**Task to carry out**
Could you write out the records below exactly as they appear, leaving out any pictures?

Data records
▶

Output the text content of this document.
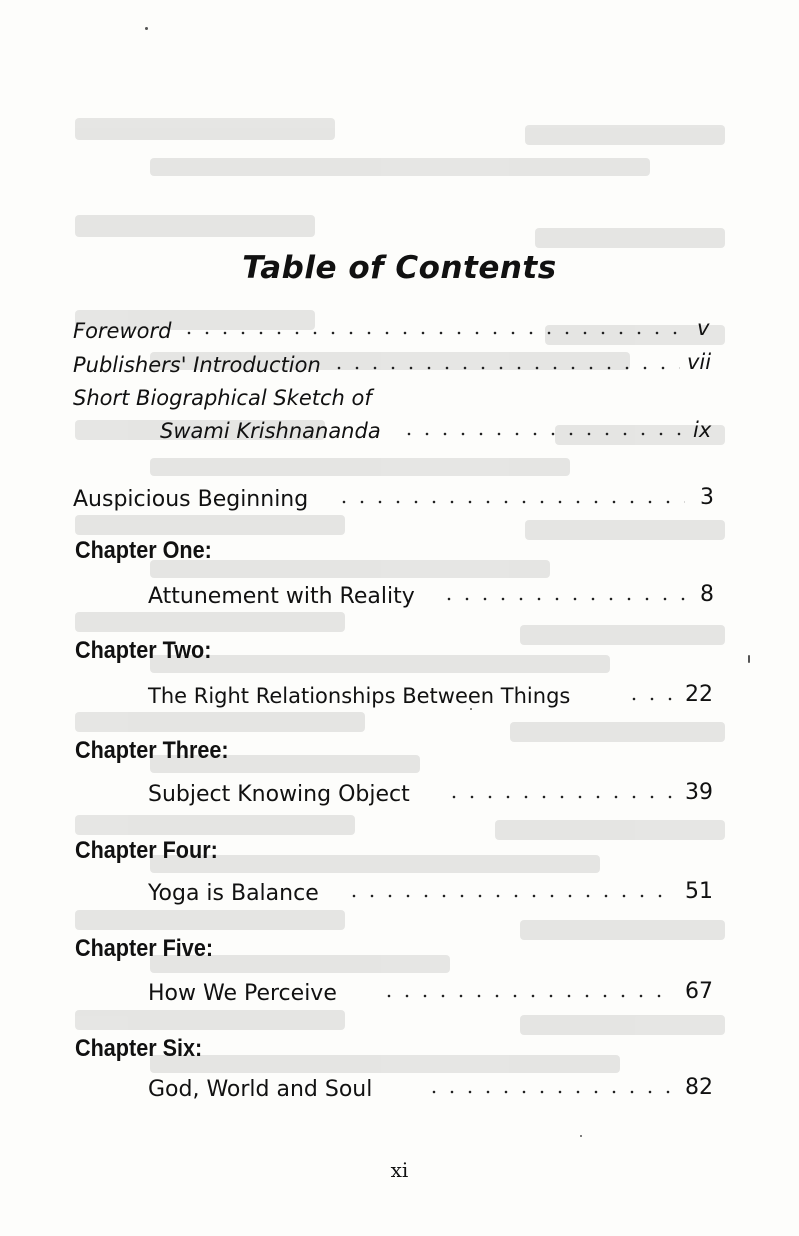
Table of Contents
Foreword	v
Publishers' Introduction	vii
Short Biographical Sketch of
Swami Krishnananda	ix
Auspicious Beginning	3
Chapter One:
Attunement with Reality	8
Chapter Two:
The Right Relationships Between Things	22
Chapter Three:
Subject Knowing Object	39
Chapter Four:
Yoga is Balance	51
Chapter Five:
How We Perceive	67
Chapter Six:
God, World and Soul	82
xi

◀

**Correct result**
Output the text content of this document.
Table of Contents
Foreword	v
Publishers' Introduction	vii
Short Biographical Sketch of
Swami Krishnananda	ix
Auspicious Beginning	3
Chapter One:
Attunement with Reality	8
Chapter Two:
The Right Relationships Between Things	22
Chapter Three:
Subject Knowing Object	39
Chapter Four:
Yoga is Balance	51
Chapter Five:
How We Perceive	67
Chapter Six:
God, World and Soul	82
xi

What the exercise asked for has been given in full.